= Goal =
Write out all records as given; omit images.

··· Input for this task

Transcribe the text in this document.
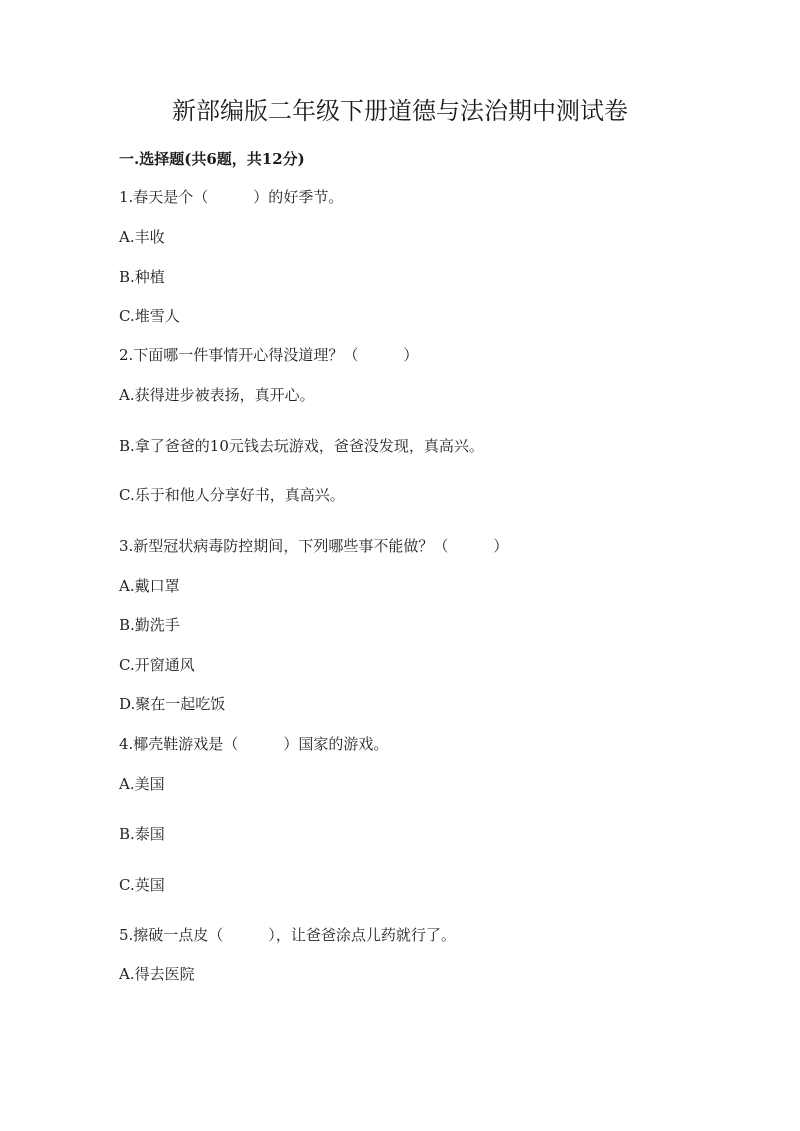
新部编版二年级下册道德与法治期中测试卷
一.选择题(共6题，共12分)
1.春天是个（　　　）的好季节。
A.丰收
B.种植
C.堆雪人
2.下面哪一件事情开心得没道理？（　　　）
A.获得进步被表扬，真开心。
B.拿了爸爸的10元钱去玩游戏，爸爸没发现，真高兴。
C.乐于和他人分享好书，真高兴。
3.新型冠状病毒防控期间，下列哪些事不能做？（　　　）
A.戴口罩
B.勤洗手
C.开窗通风
D.聚在一起吃饭
4.椰壳鞋游戏是（　　　）国家的游戏。
A.美国
B.泰国
C.英国
5.擦破一点皮（　　　），让爸爸涂点儿药就行了。
A.得去医院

······

= Task response =
Transcribe the text in this document.
新部编版二年级下册道德与法治期中测试卷
一.选择题(共6题，共12分)
1.春天是个（　　　）的好季节。
A.丰收
B.种植
C.堆雪人
2.下面哪一件事情开心得没道理？（　　　）
A.获得进步被表扬，真开心。
B.拿了爸爸的10元钱去玩游戏，爸爸没发现，真高兴。
C.乐于和他人分享好书，真高兴。
3.新型冠状病毒防控期间，下列哪些事不能做？（　　　）
A.戴口罩
B.勤洗手
C.开窗通风
D.聚在一起吃饭
4.椰壳鞋游戏是（　　　）国家的游戏。
A.美国
B.泰国
C.英国
5.擦破一点皮（　　　），让爸爸涂点儿药就行了。
A.得去医院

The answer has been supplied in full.